**PROBLEM STATEMENT**
Omit all images. Write out the rest of the material exactly.

Data records
......

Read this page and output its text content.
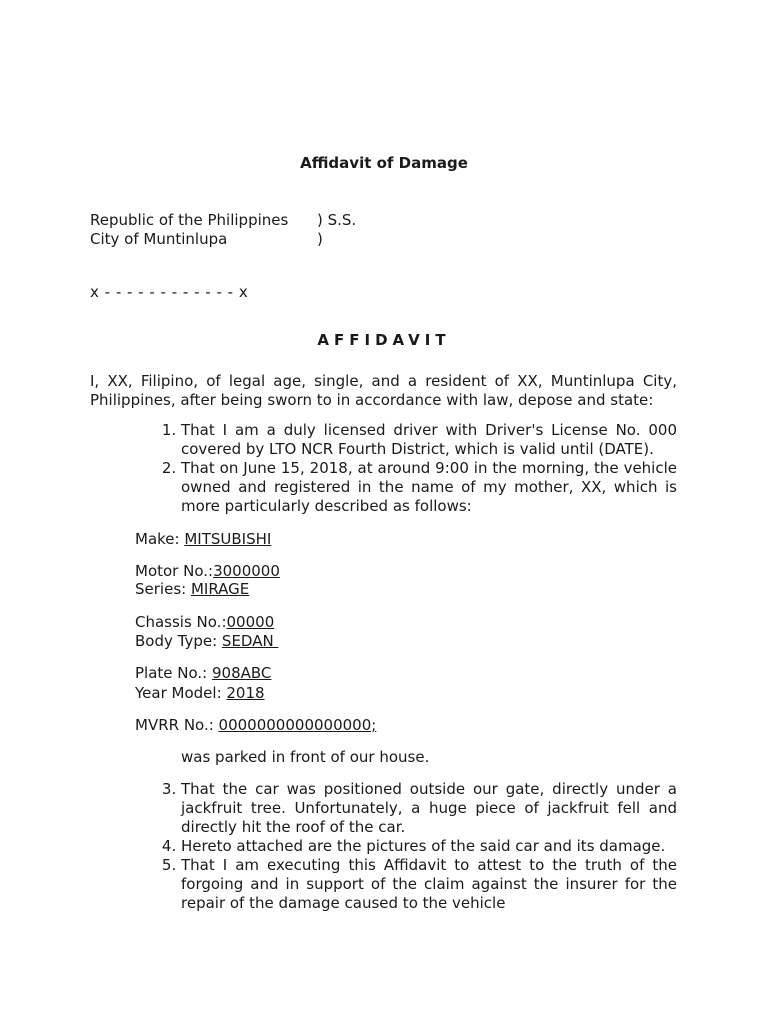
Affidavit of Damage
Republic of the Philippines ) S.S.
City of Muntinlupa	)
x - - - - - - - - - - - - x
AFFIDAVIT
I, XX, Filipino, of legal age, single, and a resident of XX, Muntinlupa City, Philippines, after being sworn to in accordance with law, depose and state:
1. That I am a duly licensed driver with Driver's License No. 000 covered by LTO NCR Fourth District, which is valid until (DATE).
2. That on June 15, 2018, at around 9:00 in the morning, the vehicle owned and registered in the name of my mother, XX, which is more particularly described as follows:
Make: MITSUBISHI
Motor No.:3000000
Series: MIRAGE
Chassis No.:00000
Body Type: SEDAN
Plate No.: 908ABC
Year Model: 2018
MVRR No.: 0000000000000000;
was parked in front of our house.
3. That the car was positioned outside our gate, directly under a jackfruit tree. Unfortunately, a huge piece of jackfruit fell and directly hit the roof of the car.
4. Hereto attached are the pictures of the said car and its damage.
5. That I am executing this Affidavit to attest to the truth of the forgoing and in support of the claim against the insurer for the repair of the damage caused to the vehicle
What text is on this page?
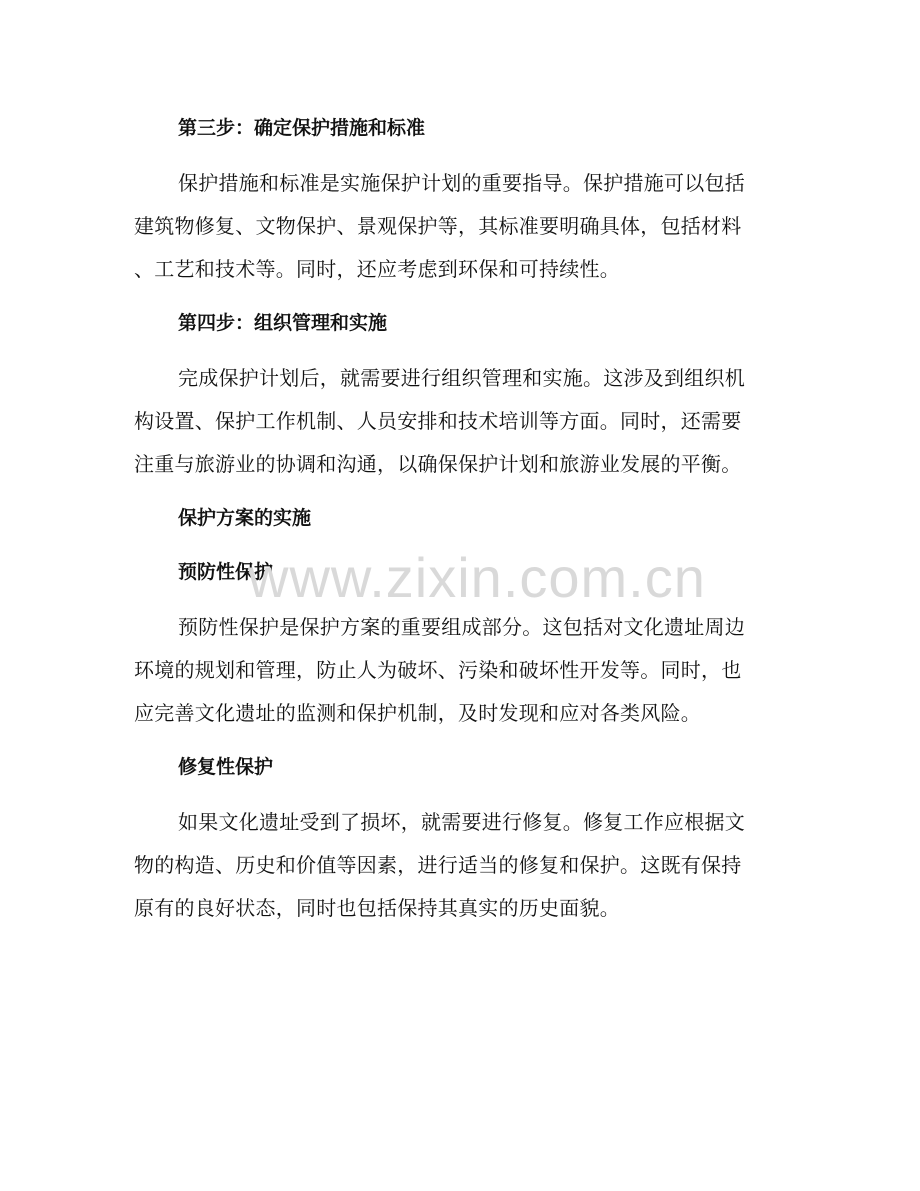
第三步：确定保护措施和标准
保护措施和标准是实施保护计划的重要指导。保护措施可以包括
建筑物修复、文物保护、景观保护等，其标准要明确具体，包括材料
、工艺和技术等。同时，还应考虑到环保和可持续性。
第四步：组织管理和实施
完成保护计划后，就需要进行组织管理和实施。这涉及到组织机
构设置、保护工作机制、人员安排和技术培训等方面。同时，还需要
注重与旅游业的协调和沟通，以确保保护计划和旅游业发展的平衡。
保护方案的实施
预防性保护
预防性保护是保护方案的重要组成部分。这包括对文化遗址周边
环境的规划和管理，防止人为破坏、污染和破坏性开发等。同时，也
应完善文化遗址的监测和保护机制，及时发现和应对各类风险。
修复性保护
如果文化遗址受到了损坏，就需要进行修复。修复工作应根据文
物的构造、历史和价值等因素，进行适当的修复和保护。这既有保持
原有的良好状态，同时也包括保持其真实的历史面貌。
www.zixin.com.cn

......

**THE ANSWER**
Read this page and output its text content.
Affidavit of Damage
Republic of the Philippines ) S.S.
City of Muntinlupa	)
x - - - - - - - - - - - - x
AFFIDAVIT
I, XX, Filipino, of legal age, single, and a resident of XX, Muntinlupa City, Philippines, after being sworn to in accordance with law, depose and state:
1. That I am a duly licensed driver with Driver's License No. 000 covered by LTO NCR Fourth District, which is valid until (DATE).
2. That on June 15, 2018, at around 9:00 in the morning, the vehicle owned and registered in the name of my mother, XX, which is more particularly described as follows:
Make: MITSUBISHI
Motor No.:3000000
Series: MIRAGE
Chassis No.:00000
Body Type: SEDAN
Plate No.: 908ABC
Year Model: 2018
MVRR No.: 0000000000000000;
was parked in front of our house.
3. That the car was positioned outside our gate, directly under a jackfruit tree. Unfortunately, a huge piece of jackfruit fell and directly hit the roof of the car.
4. Hereto attached are the pictures of the said car and its damage.
5. That I am executing this Affidavit to attest to the truth of the forgoing and in support of the claim against the insurer for the repair of the damage caused to the vehicle
What text is on this page?
第三步：确定保护措施和标准
保护措施和标准是实施保护计划的重要指导。保护措施可以包括
建筑物修复、文物保护、景观保护等，其标准要明确具体，包括材料
、工艺和技术等。同时，还应考虑到环保和可持续性。
第四步：组织管理和实施
完成保护计划后，就需要进行组织管理和实施。这涉及到组织机
构设置、保护工作机制、人员安排和技术培训等方面。同时，还需要
注重与旅游业的协调和沟通，以确保保护计划和旅游业发展的平衡。
保护方案的实施
预防性保护
预防性保护是保护方案的重要组成部分。这包括对文化遗址周边
环境的规划和管理，防止人为破坏、污染和破坏性开发等。同时，也
应完善文化遗址的监测和保护机制，及时发现和应对各类风险。
修复性保护
如果文化遗址受到了损坏，就需要进行修复。修复工作应根据文
物的构造、历史和价值等因素，进行适当的修复和保护。这既有保持
原有的良好状态，同时也包括保持其真实的历史面貌。
www.zixin.com.cn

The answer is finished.